• OBJECTIVE
Below is a block of records; return all of them exactly, but without the images.

• EXERCISE INPUTS

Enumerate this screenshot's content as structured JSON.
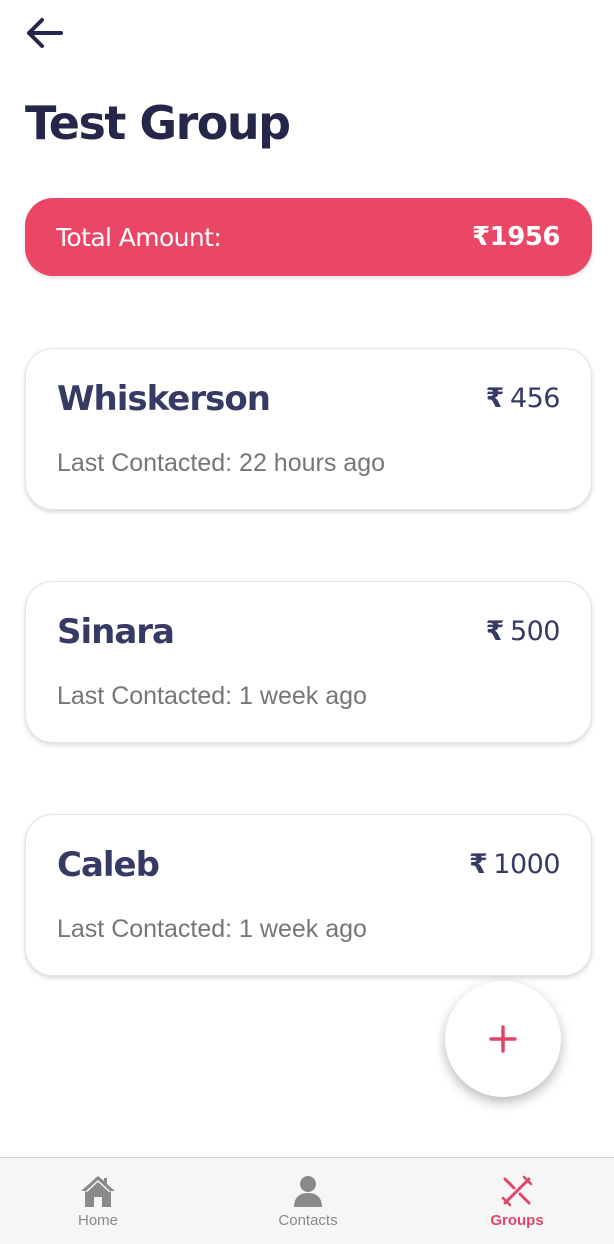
{
  "header": {
    "back_icon": "arrow-left-icon",
    "title": "Test Group"
  },
  "total": {
    "label": "Total Amount:",
    "value": "₹1956"
  },
  "members": [
    {
      "name": "Whiskerson",
      "currency": "₹",
      "amount": "456",
      "last_contacted": "Last Contacted: 22 hours ago"
    },
    {
      "name": "Sinara",
      "currency": "₹",
      "amount": "500",
      "last_contacted": "Last Contacted: 1 week ago"
    },
    {
      "name": "Caleb",
      "currency": "₹",
      "amount": "1000",
      "last_contacted": "Last Contacted: 1 week ago"
    }
  ],
  "fab": {
    "icon": "plus-icon"
  },
  "tabbar": {
    "tabs": [
      {
        "label": "Home",
        "icon": "home-icon",
        "active": false
      },
      {
        "label": "Contacts",
        "icon": "person-icon",
        "active": false
      },
      {
        "label": "Groups",
        "icon": "groups-icon",
        "active": true
      }
    ]
  },
  "colors": {
    "accent": "#ea4666",
    "title": "#24274a",
    "card_text": "#353b65",
    "muted": "#767676",
    "tab_inactive": "#8a8a8a",
    "tab_active": "#e2456a"
  }
}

• RESULT
Enumerate this screenshot's content as structured JSON.
{
  "header": {
    "back_icon": "arrow-left-icon",
    "title": "Test Group"
  },
  "total": {
    "label": "Total Amount:",
    "value": "₹1956"
  },
  "members": [
    {
      "name": "Whiskerson",
      "currency": "₹",
      "amount": "456",
      "last_contacted": "Last Contacted: 22 hours ago"
    },
    {
      "name": "Sinara",
      "currency": "₹",
      "amount": "500",
      "last_contacted": "Last Contacted: 1 week ago"
    },
    {
      "name": "Caleb",
      "currency": "₹",
      "amount": "1000",
      "last_contacted": "Last Contacted: 1 week ago"
    }
  ],
  "fab": {
    "icon": "plus-icon"
  },
  "tabbar": {
    "tabs": [
      {
        "label": "Home",
        "icon": "home-icon",
        "active": false
      },
      {
        "label": "Contacts",
        "icon": "person-icon",
        "active": false
      },
      {
        "label": "Groups",
        "icon": "groups-icon",
        "active": true
      }
    ]
  },
  "colors": {
    "accent": "#ea4666",
    "title": "#24274a",
    "card_text": "#353b65",
    "muted": "#767676",
    "tab_inactive": "#8a8a8a",
    "tab_active": "#e2456a"
  }
}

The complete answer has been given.